- [EXERCISE DIRECTIONS]: Repeat the data below with no changes.

Document transcript data
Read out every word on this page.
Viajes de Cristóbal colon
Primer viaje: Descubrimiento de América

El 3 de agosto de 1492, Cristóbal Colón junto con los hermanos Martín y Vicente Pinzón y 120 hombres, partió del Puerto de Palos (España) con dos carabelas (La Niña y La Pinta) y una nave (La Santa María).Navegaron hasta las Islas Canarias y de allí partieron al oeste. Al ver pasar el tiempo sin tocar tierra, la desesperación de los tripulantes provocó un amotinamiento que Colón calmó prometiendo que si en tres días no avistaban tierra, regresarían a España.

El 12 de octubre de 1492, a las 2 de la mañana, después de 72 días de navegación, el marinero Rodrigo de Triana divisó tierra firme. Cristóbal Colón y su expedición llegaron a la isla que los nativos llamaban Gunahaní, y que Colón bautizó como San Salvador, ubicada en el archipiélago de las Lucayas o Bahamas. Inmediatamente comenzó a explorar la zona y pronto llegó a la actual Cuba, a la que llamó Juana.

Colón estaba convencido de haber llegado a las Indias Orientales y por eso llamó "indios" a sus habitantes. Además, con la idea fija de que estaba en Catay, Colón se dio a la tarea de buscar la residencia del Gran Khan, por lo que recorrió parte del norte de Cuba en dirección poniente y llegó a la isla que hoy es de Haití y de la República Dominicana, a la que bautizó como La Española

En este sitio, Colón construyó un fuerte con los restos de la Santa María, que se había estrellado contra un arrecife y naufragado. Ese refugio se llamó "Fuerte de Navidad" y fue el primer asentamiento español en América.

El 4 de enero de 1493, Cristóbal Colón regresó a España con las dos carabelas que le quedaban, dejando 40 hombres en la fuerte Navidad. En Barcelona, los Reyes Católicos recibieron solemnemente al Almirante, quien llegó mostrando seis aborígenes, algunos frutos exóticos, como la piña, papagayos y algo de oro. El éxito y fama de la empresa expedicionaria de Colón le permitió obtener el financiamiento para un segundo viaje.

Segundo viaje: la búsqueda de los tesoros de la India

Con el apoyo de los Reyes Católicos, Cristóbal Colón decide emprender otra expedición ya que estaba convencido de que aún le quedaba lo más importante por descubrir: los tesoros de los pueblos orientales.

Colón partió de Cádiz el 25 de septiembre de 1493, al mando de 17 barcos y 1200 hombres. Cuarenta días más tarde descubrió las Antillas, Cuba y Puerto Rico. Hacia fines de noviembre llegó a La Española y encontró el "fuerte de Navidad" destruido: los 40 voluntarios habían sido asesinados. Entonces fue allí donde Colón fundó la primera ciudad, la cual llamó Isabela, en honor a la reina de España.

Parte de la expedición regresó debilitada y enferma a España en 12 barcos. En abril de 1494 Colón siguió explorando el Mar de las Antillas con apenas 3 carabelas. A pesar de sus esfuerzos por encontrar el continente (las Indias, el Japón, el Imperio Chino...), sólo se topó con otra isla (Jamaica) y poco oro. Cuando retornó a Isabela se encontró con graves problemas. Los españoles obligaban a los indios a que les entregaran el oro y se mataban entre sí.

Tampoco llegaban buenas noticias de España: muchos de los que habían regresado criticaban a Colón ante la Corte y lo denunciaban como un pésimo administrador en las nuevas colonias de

- [ANSWER SPACE]:
Read out every word on this page.
Viajes de Cristóbal colon
Primer viaje: Descubrimiento de América

El 3 de agosto de 1492, Cristóbal Colón junto con los hermanos Martín y Vicente Pinzón y 120 hombres, partió del Puerto de Palos (España) con dos carabelas (La Niña y La Pinta) y una nave (La Santa María).Navegaron hasta las Islas Canarias y de allí partieron al oeste. Al ver pasar el tiempo sin tocar tierra, la desesperación de los tripulantes provocó un amotinamiento que Colón calmó prometiendo que si en tres días no avistaban tierra, regresarían a España.

El 12 de octubre de 1492, a las 2 de la mañana, después de 72 días de navegación, el marinero Rodrigo de Triana divisó tierra firme. Cristóbal Colón y su expedición llegaron a la isla que los nativos llamaban Gunahaní, y que Colón bautizó como San Salvador, ubicada en el archipiélago de las Lucayas o Bahamas. Inmediatamente comenzó a explorar la zona y pronto llegó a la actual Cuba, a la que llamó Juana.

Colón estaba convencido de haber llegado a las Indias Orientales y por eso llamó "indios" a sus habitantes. Además, con la idea fija de que estaba en Catay, Colón se dio a la tarea de buscar la residencia del Gran Khan, por lo que recorrió parte del norte de Cuba en dirección poniente y llegó a la isla que hoy es de Haití y de la República Dominicana, a la que bautizó como La Española

En este sitio, Colón construyó un fuerte con los restos de la Santa María, que se había estrellado contra un arrecife y naufragado. Ese refugio se llamó "Fuerte de Navidad" y fue el primer asentamiento español en América.

El 4 de enero de 1493, Cristóbal Colón regresó a España con las dos carabelas que le quedaban, dejando 40 hombres en la fuerte Navidad. En Barcelona, los Reyes Católicos recibieron solemnemente al Almirante, quien llegó mostrando seis aborígenes, algunos frutos exóticos, como la piña, papagayos y algo de oro. El éxito y fama de la empresa expedicionaria de Colón le permitió obtener el financiamiento para un segundo viaje.

Segundo viaje: la búsqueda de los tesoros de la India

Con el apoyo de los Reyes Católicos, Cristóbal Colón decide emprender otra expedición ya que estaba convencido de que aún le quedaba lo más importante por descubrir: los tesoros de los pueblos orientales.

Colón partió de Cádiz el 25 de septiembre de 1493, al mando de 17 barcos y 1200 hombres. Cuarenta días más tarde descubrió las Antillas, Cuba y Puerto Rico. Hacia fines de noviembre llegó a La Española y encontró el "fuerte de Navidad" destruido: los 40 voluntarios habían sido asesinados. Entonces fue allí donde Colón fundó la primera ciudad, la cual llamó Isabela, en honor a la reina de España.

Parte de la expedición regresó debilitada y enferma a España en 12 barcos. En abril de 1494 Colón siguió explorando el Mar de las Antillas con apenas 3 carabelas. A pesar de sus esfuerzos por encontrar el continente (las Indias, el Japón, el Imperio Chino...), sólo se topó con otra isla (Jamaica) y poco oro. Cuando retornó a Isabela se encontró con graves problemas. Los españoles obligaban a los indios a que les entregaran el oro y se mataban entre sí.

Tampoco llegaban buenas noticias de España: muchos de los que habían regresado criticaban a Colón ante la Corte y lo denunciaban como un pésimo administrador en las nuevas colonias de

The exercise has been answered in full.